▸ WHAT THE TASK ASKS:
Write the records below out again exactly as given, with no images.

--*--

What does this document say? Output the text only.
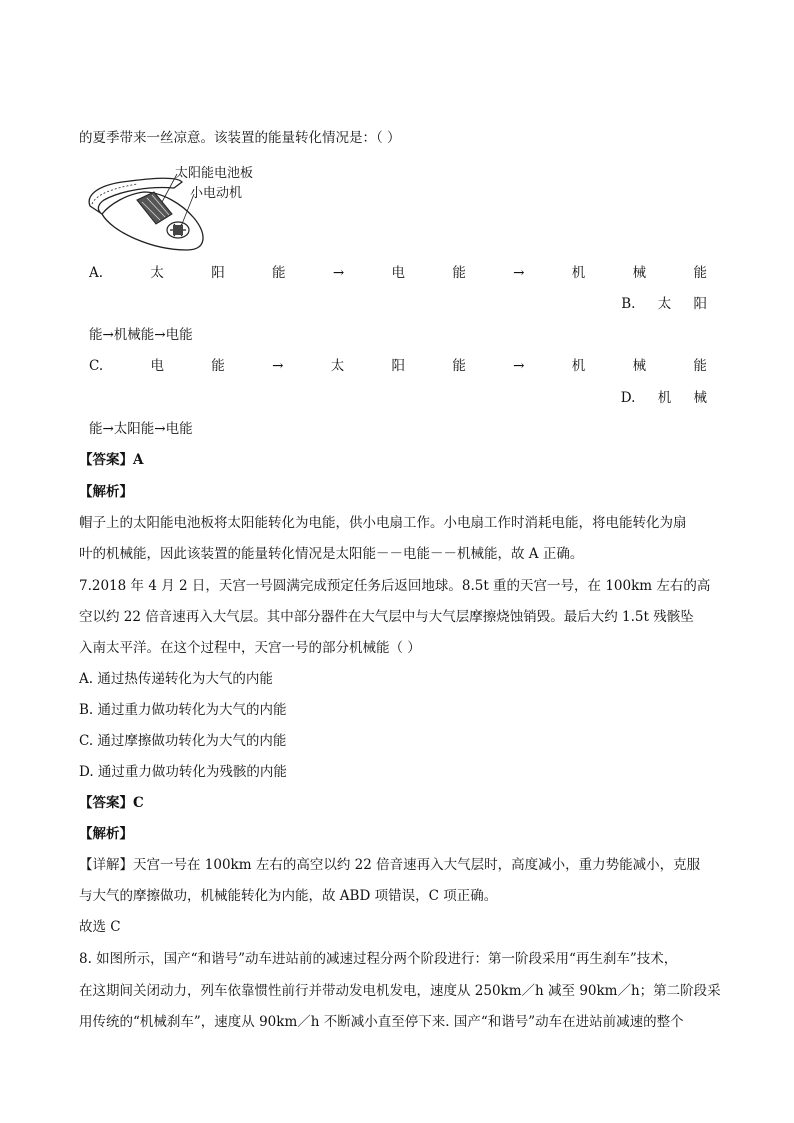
的夏季带来一丝凉意。该装置的能量转化情况是：（ ）
太阳能电池板
小电动机
A.	太	阳	能	→	电	能	→	机	械	能
B. 太 阳
能→机械能→电能
C.	电	能	→	太	阳	能	→	机	械	能
D. 机 械
能→太阳能→电能
【答案】A
【解析】
帽子上的太阳能电池板将太阳能转化为电能，供小电扇工作。小电扇工作时消耗电能，将电能转化为扇
叶的机械能，因此该装置的能量转化情况是太阳能－－电能－－机械能，故 A 正确。
7.2018 年 4 月 2 日，天宫一号圆满完成预定任务后返回地球。8.5t 重的天宫一号，在 100km 左右的高
空以约 22 倍音速再入大气层。其中部分器件在大气层中与大气层摩擦烧蚀销毁。最后大约 1.5t 残骸坠
入南太平洋。在这个过程中，天宫一号的部分机械能（ ）
A. 通过热传递转化为大气的内能
B. 通过重力做功转化为大气的内能
C. 通过摩擦做功转化为大气的内能
D. 通过重力做功转化为残骸的内能
【答案】C
【解析】
【详解】天宫一号在 100km 左右的高空以约 22 倍音速再入大气层时，高度减小，重力势能减小，克服
与大气的摩擦做功，机械能转化为内能，故 ABD 项错误，C 项正确。
故选 C
8. 如图所示，国产“和谐号”动车进站前的减速过程分两个阶段进行：第一阶段采用“再生刹车”技术，
在这期间关闭动力，列车依靠惯性前行并带动发电机发电，速度从 250km／h 减至 90km／h；第二阶段采
用传统的“机械刹车”，速度从 90km／h 不断减小直至停下来. 国产“和谐号”动车在进站前减速的整个
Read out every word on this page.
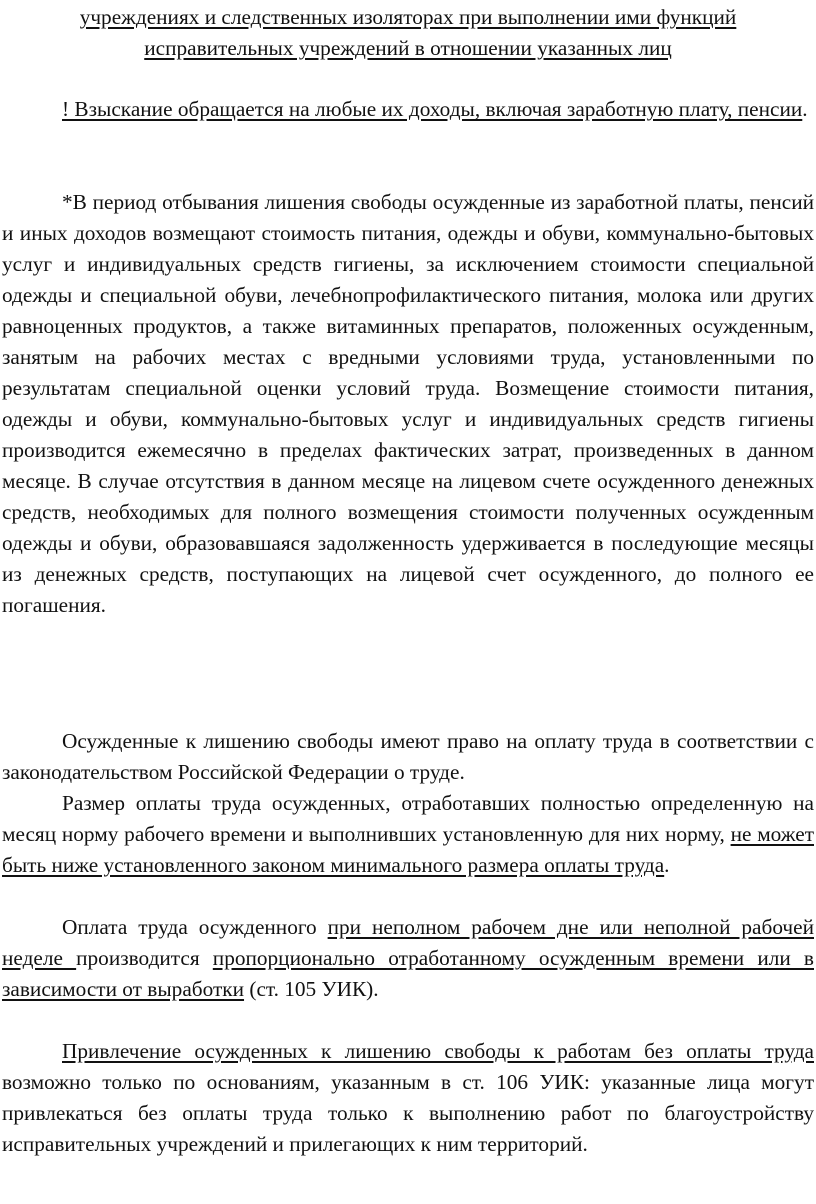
учреждениях и следственных изоляторах при выполнении ими функций
исправительных учреждений в отношении указанных лиц

! Взыскание обращается на любые их доходы, включая заработную плату, пенсии.

*В период отбывания лишения свободы осужденные из заработной платы, пенсий и иных доходов возмещают стоимость питания, одежды и обуви, коммунально-бытовых услуг и индивидуальных средств гигиены, за исключением стоимости специальной одежды и специальной обуви, лечебнопрофилактического питания, молока или других равноценных продуктов, а также витаминных препаратов, положенных осужденным, занятым на рабочих местах с вредными условиями труда, установленными по результатам специальной оценки условий труда. Возмещение стоимости питания, одежды и обуви, коммунально-бытовых услуг и индивидуальных средств гигиены производится ежемесячно в пределах фактических затрат, произведенных в данном месяце. В случае отсутствия в данном месяце на лицевом счете осужденного денежных средств, необходимых для полного возмещения стоимости полученных осужденным одежды и обуви, образовавшаяся задолженность удерживается в последующие месяцы из денежных средств, поступающих на лицевой счет осужденного, до полного ее погашения.

Осужденные к лишению свободы имеют право на оплату труда в соответствии с законодательством Российской Федерации о труде.

Размер оплаты труда осужденных, отработавших полностью определенную на месяц норму рабочего времени и выполнивших установленную для них норму, не может быть ниже установленного законом минимального размера оплаты труда.

Оплата труда осужденного при неполном рабочем дне или неполной рабочей неделе производится пропорционально отработанному осужденным времени или в зависимости от выработки (ст. 105 УИК).

Привлечение осужденных к лишению свободы к работам без оплаты труда возможно только по основаниям, указанным в ст. 106 УИК: указанные лица могут привлекаться без оплаты труда только к выполнению работ по благоустройству исправительных учреждений и прилегающих к ним территорий.
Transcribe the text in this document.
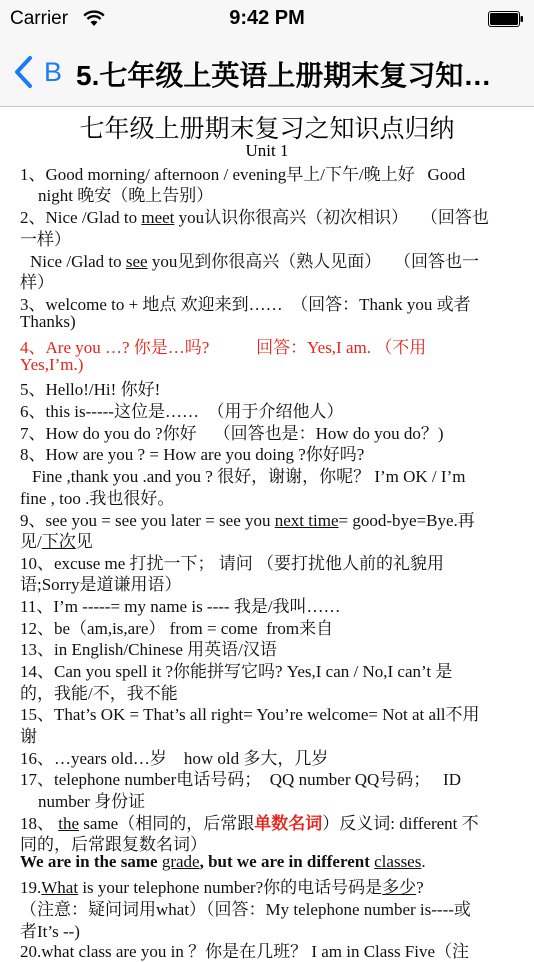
Carrier	9:42 PM
B 5.七年级上英语上册期末复习知…
七年级上册期末复习之知识点归纳
Unit 1
1、Good morning/ afternoon / evening早上/下午/晚上好   Good
night 晚安（晚上告别）
2、Nice /Glad to meet you认识你很高兴（初次相识）   （回答也
一样）
Nice /Glad to see you见到你很高兴（熟人见面）   （回答也一
样）
3、welcome to + 地点 欢迎来到……  （回答：Thank you 或者
Thanks)
4、Are you …? 你是…吗?           回答：Yes,I am. （不用
Yes,I’m.)
5、Hello!/Hi! 你好!
6、this is-----这位是……  （用于介绍他人）
7、How do you do ?你好    （回答也是：How do you do？)
8、How are you ? = How are you doing ?你好吗?
Fine ,thank you .and you ? 很好，谢谢，你呢？ I’m OK / I’m
fine , too .我也很好。
9、see you = see you later = see you next time= good-bye=Bye.再
见/下次见
10、excuse me 打扰一下； 请问 （要打扰他人前的礼貌用
语;Sorry是道谦用语）
11、I’m -----= my name is ---- 我是/我叫……
12、be（am,is,are） from = come  from来自
13、in English/Chinese 用英语/汉语
14、Can you spell it ?你能拼写它吗? Yes,I can / No,I can’t 是
的，我能/不，我不能
15、That’s OK = That’s all right= You’re welcome= Not at all不用
谢
16、…years old…岁    how old 多大，几岁
17、telephone number电话号码；  QQ number QQ号码；   ID
number 身份证
18、 the same（相同的，后常跟单数名词）反义词: different 不
同的，后常跟复数名词）
We are in the same grade, but we are in different classes.
19.What is your telephone number?你的电话号码是多少?
（注意：疑问词用what）（回答：My telephone number is----或
者It’s --)
20.what class are you in ？你是在几班？ I am in Class Five（注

--*--

▸ PROBLEM SOLUTION:
What does this document say? Output the text only.
的夏季带来一丝凉意。该装置的能量转化情况是：（ ）
太阳能电池板
小电动机
A.	太	阳	能	→	电	能	→	机	械	能
B. 太 阳
能→机械能→电能
C.	电	能	→	太	阳	能	→	机	械	能
D. 机 械
能→太阳能→电能
【答案】A
【解析】
帽子上的太阳能电池板将太阳能转化为电能，供小电扇工作。小电扇工作时消耗电能，将电能转化为扇
叶的机械能，因此该装置的能量转化情况是太阳能－－电能－－机械能，故 A 正确。
7.2018 年 4 月 2 日，天宫一号圆满完成预定任务后返回地球。8.5t 重的天宫一号，在 100km 左右的高
空以约 22 倍音速再入大气层。其中部分器件在大气层中与大气层摩擦烧蚀销毁。最后大约 1.5t 残骸坠
入南太平洋。在这个过程中，天宫一号的部分机械能（ ）
A. 通过热传递转化为大气的内能
B. 通过重力做功转化为大气的内能
C. 通过摩擦做功转化为大气的内能
D. 通过重力做功转化为残骸的内能
【答案】C
【解析】
【详解】天宫一号在 100km 左右的高空以约 22 倍音速再入大气层时，高度减小，重力势能减小，克服
与大气的摩擦做功，机械能转化为内能，故 ABD 项错误，C 项正确。
故选 C
8. 如图所示，国产“和谐号”动车进站前的减速过程分两个阶段进行：第一阶段采用“再生刹车”技术，
在这期间关闭动力，列车依靠惯性前行并带动发电机发电，速度从 250km／h 减至 90km／h；第二阶段采
用传统的“机械刹车”，速度从 90km／h 不断减小直至停下来. 国产“和谐号”动车在进站前减速的整个
Read out every word on this page.
учреждениях и следственных изоляторах при выполнении ими функций
исправительных учреждений в отношении указанных лиц

! Взыскание обращается на любые их доходы, включая заработную плату, пенсии.

*В период отбывания лишения свободы осужденные из заработной платы, пенсий и иных доходов возмещают стоимость питания, одежды и обуви, коммунально-бытовых услуг и индивидуальных средств гигиены, за исключением стоимости специальной одежды и специальной обуви, лечебнопрофилактического питания, молока или других равноценных продуктов, а также витаминных препаратов, положенных осужденным, занятым на рабочих местах с вредными условиями труда, установленными по результатам специальной оценки условий труда. Возмещение стоимости питания, одежды и обуви, коммунально-бытовых услуг и индивидуальных средств гигиены производится ежемесячно в пределах фактических затрат, произведенных в данном месяце. В случае отсутствия в данном месяце на лицевом счете осужденного денежных средств, необходимых для полного возмещения стоимости полученных осужденным одежды и обуви, образовавшаяся задолженность удерживается в последующие месяцы из денежных средств, поступающих на лицевой счет осужденного, до полного ее погашения.

Осужденные к лишению свободы имеют право на оплату труда в соответствии с законодательством Российской Федерации о труде.

Размер оплаты труда осужденных, отработавших полностью определенную на месяц норму рабочего времени и выполнивших установленную для них норму, не может быть ниже установленного законом минимального размера оплаты труда.

Оплата труда осужденного при неполном рабочем дне или неполной рабочей неделе производится пропорционально отработанному осужденным времени или в зависимости от выработки (ст. 105 УИК).

Привлечение осужденных к лишению свободы к работам без оплаты труда возможно только по основаниям, указанным в ст. 106 УИК: указанные лица могут привлекаться без оплаты труда только к выполнению работ по благоустройству исправительных учреждений и прилегающих к ним территорий.
Transcribe the text in this document.
Carrier	9:42 PM
B 5.七年级上英语上册期末复习知…
七年级上册期末复习之知识点归纳
Unit 1
1、Good morning/ afternoon / evening早上/下午/晚上好   Good
night 晚安（晚上告别）
2、Nice /Glad to meet you认识你很高兴（初次相识）   （回答也
一样）
Nice /Glad to see you见到你很高兴（熟人见面）   （回答也一
样）
3、welcome to + 地点 欢迎来到……  （回答：Thank you 或者
Thanks)
4、Are you …? 你是…吗?           回答：Yes,I am. （不用
Yes,I’m.)
5、Hello!/Hi! 你好!
6、this is-----这位是……  （用于介绍他人）
7、How do you do ?你好    （回答也是：How do you do？)
8、How are you ? = How are you doing ?你好吗?
Fine ,thank you .and you ? 很好，谢谢，你呢？ I’m OK / I’m
fine , too .我也很好。
9、see you = see you later = see you next time= good-bye=Bye.再
见/下次见
10、excuse me 打扰一下； 请问 （要打扰他人前的礼貌用
语;Sorry是道谦用语）
11、I’m -----= my name is ---- 我是/我叫……
12、be（am,is,are） from = come  from来自
13、in English/Chinese 用英语/汉语
14、Can you spell it ?你能拼写它吗? Yes,I can / No,I can’t 是
的，我能/不，我不能
15、That’s OK = That’s all right= You’re welcome= Not at all不用
谢
16、…years old…岁    how old 多大，几岁
17、telephone number电话号码；  QQ number QQ号码；   ID
number 身份证
18、 the same（相同的，后常跟单数名词）反义词: different 不
同的，后常跟复数名词）
We are in the same grade, but we are in different classes.
19.What is your telephone number?你的电话号码是多少?
（注意：疑问词用what）（回答：My telephone number is----或
者It’s --)
20.what class are you in ？你是在几班？ I am in Class Five（注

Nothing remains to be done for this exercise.